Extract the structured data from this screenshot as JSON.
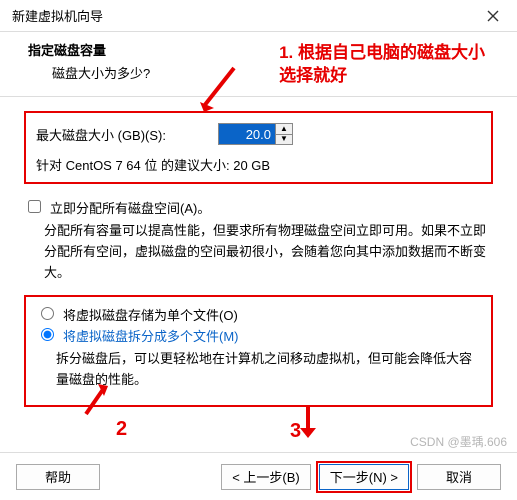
{
  "window": {
    "title": "新建虚拟机向导"
  },
  "header": {
    "heading": "指定磁盘容量",
    "sub": "磁盘大小为多少?"
  },
  "annotations": {
    "note1_line1": "1. 根据自己电脑的磁盘大小",
    "note1_line2": "选择就好",
    "num2": "2",
    "num3": "3"
  },
  "disk": {
    "size_label": "最大磁盘大小 (GB)(S):",
    "size_value": "20.0",
    "recommend": "针对 CentOS 7 64 位 的建议大小: 20 GB"
  },
  "allocate": {
    "label": "立即分配所有磁盘空间(A)。",
    "desc": "分配所有容量可以提高性能，但要求所有物理磁盘空间立即可用。如果不立即分配所有空间，虚拟磁盘的空间最初很小，会随着您向其中添加数据而不断变大。"
  },
  "store": {
    "single_label": "将虚拟磁盘存储为单个文件(O)",
    "split_label": "将虚拟磁盘拆分成多个文件(M)",
    "split_desc": "拆分磁盘后，可以更轻松地在计算机之间移动虚拟机，但可能会降低大容量磁盘的性能。"
  },
  "buttons": {
    "help": "帮助",
    "back": "< 上一步(B)",
    "next": "下一步(N) >",
    "cancel": "取消"
  },
  "watermark": "CSDN @墨瑀.606"
}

◇ ◇ ◇ ◇ ◇

**Instruction:**
In your copy, repeat each record exactly and include no pictures.

**Answer in full:**
Extract the structured data from this screenshot as JSON.
{
  "window": {
    "title": "新建虚拟机向导"
  },
  "header": {
    "heading": "指定磁盘容量",
    "sub": "磁盘大小为多少?"
  },
  "annotations": {
    "note1_line1": "1. 根据自己电脑的磁盘大小",
    "note1_line2": "选择就好",
    "num2": "2",
    "num3": "3"
  },
  "disk": {
    "size_label": "最大磁盘大小 (GB)(S):",
    "size_value": "20.0",
    "recommend": "针对 CentOS 7 64 位 的建议大小: 20 GB"
  },
  "allocate": {
    "label": "立即分配所有磁盘空间(A)。",
    "desc": "分配所有容量可以提高性能，但要求所有物理磁盘空间立即可用。如果不立即分配所有空间，虚拟磁盘的空间最初很小，会随着您向其中添加数据而不断变大。"
  },
  "store": {
    "single_label": "将虚拟磁盘存储为单个文件(O)",
    "split_label": "将虚拟磁盘拆分成多个文件(M)",
    "split_desc": "拆分磁盘后，可以更轻松地在计算机之间移动虚拟机，但可能会降低大容量磁盘的性能。"
  },
  "buttons": {
    "help": "帮助",
    "back": "< 上一步(B)",
    "next": "下一步(N) >",
    "cancel": "取消"
  },
  "watermark": "CSDN @墨瑀.606"
}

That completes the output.